=== Task instructions ===
Gather each line of the records where "screenshot" appears.

=== Data for the task ===

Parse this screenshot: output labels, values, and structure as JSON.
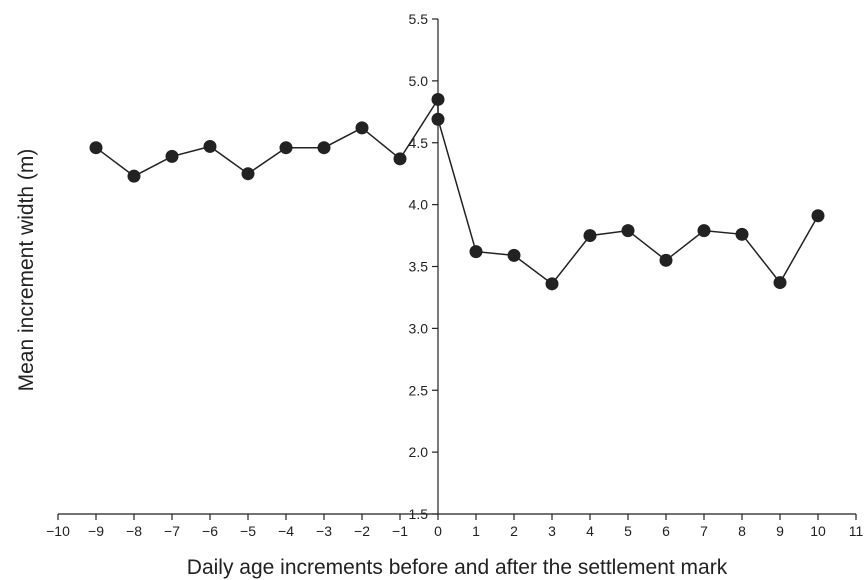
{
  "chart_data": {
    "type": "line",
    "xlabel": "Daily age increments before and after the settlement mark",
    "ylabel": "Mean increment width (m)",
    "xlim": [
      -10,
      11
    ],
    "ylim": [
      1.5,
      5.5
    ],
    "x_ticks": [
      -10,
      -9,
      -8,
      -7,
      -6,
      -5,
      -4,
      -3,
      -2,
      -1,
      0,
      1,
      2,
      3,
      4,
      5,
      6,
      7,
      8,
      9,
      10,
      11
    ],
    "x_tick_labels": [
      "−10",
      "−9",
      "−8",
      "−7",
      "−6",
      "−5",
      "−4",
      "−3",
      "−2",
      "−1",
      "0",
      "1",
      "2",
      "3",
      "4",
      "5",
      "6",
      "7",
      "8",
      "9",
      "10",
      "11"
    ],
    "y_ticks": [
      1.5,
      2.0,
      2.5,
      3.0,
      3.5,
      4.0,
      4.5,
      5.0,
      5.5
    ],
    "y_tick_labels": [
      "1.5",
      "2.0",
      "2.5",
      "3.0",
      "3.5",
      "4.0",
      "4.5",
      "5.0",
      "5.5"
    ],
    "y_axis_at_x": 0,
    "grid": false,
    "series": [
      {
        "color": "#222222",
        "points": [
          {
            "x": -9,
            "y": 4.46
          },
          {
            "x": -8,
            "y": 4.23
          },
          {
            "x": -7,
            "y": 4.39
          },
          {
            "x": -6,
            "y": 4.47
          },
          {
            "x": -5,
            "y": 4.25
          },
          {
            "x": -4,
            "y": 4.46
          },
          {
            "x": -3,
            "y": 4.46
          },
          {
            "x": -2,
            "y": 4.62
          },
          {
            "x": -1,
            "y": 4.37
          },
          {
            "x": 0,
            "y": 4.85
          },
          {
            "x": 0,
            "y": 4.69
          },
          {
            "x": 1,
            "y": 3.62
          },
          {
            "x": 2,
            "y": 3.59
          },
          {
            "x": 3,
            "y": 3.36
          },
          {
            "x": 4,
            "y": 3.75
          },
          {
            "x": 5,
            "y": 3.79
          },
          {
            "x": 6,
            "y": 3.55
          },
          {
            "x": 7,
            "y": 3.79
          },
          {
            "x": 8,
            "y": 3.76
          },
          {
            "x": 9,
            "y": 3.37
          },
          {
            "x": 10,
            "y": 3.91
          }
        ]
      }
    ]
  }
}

---

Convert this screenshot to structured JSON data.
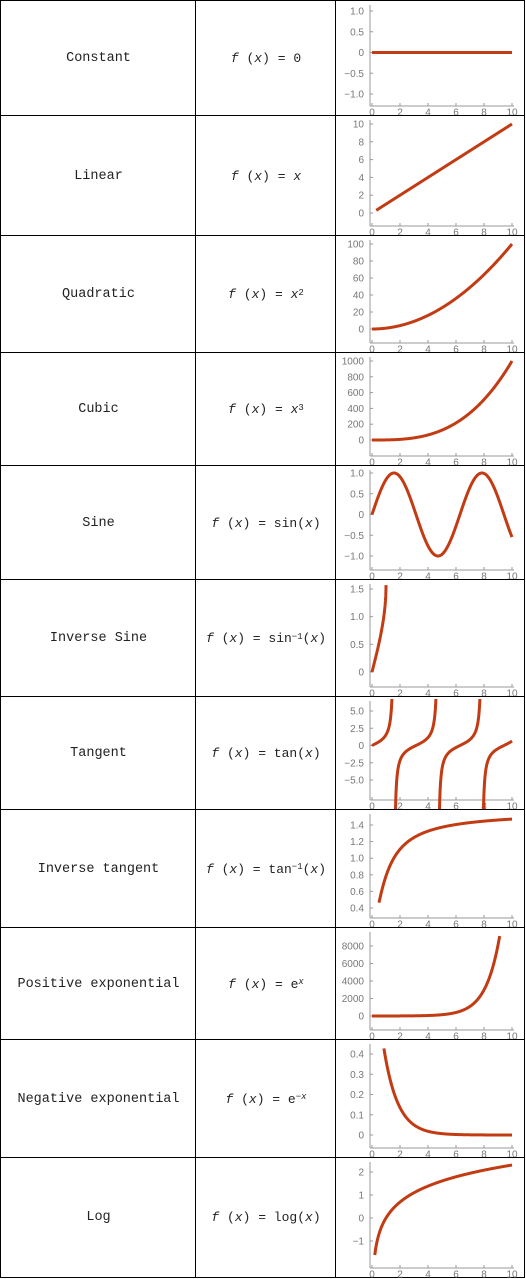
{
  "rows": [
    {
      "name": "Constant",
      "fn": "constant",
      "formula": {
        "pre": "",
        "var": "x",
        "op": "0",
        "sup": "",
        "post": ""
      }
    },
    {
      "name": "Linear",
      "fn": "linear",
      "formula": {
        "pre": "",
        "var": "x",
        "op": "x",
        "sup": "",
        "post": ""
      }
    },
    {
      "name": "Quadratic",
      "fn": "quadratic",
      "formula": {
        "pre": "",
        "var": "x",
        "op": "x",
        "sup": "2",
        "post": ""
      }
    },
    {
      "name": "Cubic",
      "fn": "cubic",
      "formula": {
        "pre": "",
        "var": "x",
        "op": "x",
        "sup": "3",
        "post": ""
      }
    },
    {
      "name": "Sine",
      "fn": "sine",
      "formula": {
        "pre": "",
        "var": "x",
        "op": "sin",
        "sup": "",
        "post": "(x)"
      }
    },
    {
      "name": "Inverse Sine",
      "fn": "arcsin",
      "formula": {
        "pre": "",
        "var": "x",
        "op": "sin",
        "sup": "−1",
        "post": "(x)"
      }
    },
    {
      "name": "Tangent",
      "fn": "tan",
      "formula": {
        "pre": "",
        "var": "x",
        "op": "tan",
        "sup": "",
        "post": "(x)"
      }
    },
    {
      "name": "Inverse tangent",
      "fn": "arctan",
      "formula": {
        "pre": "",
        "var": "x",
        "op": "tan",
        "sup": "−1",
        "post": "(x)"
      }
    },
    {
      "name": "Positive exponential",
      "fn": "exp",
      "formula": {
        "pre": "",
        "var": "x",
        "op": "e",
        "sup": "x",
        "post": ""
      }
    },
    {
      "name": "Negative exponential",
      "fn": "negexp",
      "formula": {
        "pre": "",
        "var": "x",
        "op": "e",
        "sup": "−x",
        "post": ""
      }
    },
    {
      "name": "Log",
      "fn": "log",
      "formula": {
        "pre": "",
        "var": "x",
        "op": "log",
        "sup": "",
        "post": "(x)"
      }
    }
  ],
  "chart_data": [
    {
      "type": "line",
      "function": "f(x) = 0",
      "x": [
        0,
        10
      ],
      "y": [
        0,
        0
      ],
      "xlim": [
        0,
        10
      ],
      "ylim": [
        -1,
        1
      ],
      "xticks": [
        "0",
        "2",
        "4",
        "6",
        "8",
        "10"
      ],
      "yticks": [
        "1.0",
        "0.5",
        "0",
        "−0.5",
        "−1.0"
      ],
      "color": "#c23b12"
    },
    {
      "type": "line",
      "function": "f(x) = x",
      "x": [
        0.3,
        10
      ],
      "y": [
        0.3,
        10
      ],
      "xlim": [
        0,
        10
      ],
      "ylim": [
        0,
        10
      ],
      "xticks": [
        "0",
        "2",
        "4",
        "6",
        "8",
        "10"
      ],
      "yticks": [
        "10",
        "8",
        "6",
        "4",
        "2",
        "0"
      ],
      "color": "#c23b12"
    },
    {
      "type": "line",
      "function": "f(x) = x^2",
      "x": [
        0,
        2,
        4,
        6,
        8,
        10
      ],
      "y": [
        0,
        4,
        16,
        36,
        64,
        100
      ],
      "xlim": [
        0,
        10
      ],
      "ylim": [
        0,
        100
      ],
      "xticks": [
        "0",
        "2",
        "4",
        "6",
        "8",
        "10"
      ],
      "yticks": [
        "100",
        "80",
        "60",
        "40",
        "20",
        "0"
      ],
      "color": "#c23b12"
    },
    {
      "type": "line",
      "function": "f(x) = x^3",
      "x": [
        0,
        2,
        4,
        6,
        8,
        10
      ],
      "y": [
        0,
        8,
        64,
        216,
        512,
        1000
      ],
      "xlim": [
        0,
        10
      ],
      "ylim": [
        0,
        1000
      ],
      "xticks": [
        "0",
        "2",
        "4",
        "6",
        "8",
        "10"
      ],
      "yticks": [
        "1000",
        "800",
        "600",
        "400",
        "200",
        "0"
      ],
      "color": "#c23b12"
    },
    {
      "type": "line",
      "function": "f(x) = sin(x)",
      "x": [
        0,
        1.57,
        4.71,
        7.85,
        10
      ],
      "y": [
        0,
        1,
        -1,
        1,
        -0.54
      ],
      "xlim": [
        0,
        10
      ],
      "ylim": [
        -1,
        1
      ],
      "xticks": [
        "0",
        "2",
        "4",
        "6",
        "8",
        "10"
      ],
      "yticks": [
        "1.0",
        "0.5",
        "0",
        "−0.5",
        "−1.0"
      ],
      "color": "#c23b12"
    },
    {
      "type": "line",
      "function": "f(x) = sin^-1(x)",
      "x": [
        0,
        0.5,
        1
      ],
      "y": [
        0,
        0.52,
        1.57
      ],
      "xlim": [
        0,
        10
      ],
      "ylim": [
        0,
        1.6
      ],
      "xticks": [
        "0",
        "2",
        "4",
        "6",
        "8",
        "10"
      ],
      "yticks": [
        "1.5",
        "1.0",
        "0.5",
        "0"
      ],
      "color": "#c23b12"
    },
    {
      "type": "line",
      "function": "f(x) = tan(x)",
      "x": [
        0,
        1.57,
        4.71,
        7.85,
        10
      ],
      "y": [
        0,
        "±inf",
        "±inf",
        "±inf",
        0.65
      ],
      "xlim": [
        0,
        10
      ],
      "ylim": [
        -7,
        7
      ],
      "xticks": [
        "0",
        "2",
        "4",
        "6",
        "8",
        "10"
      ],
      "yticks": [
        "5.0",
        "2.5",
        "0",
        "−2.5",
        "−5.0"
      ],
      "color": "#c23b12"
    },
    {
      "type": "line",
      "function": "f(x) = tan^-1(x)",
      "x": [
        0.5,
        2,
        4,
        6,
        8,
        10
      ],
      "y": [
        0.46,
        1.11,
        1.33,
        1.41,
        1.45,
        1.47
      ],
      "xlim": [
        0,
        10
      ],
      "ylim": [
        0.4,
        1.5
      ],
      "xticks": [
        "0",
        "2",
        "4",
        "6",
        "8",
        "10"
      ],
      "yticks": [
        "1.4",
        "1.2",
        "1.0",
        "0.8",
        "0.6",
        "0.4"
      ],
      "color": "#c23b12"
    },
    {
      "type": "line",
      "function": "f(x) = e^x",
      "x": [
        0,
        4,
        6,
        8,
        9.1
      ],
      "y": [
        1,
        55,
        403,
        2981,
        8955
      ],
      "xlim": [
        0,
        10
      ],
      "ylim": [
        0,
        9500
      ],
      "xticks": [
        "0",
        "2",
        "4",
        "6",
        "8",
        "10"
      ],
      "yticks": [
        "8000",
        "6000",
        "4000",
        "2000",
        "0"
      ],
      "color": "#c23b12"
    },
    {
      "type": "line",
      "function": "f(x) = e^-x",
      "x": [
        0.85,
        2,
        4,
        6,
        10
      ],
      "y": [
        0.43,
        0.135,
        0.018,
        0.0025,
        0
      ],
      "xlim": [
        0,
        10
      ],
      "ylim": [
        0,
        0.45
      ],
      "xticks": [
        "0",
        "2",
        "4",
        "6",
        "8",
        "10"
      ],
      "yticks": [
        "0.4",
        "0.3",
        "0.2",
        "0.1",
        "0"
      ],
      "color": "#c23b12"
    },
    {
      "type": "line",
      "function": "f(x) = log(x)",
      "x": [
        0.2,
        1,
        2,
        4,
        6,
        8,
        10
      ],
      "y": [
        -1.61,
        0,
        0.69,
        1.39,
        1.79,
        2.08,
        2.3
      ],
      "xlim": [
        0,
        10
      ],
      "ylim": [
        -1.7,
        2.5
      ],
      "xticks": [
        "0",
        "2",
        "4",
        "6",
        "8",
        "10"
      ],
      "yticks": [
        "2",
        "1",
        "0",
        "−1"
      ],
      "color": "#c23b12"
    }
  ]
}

=== Exercise solution ===
Parse this screenshot: output labels, values, and structure as JSON.
Convert this screenshot to structured JSON data.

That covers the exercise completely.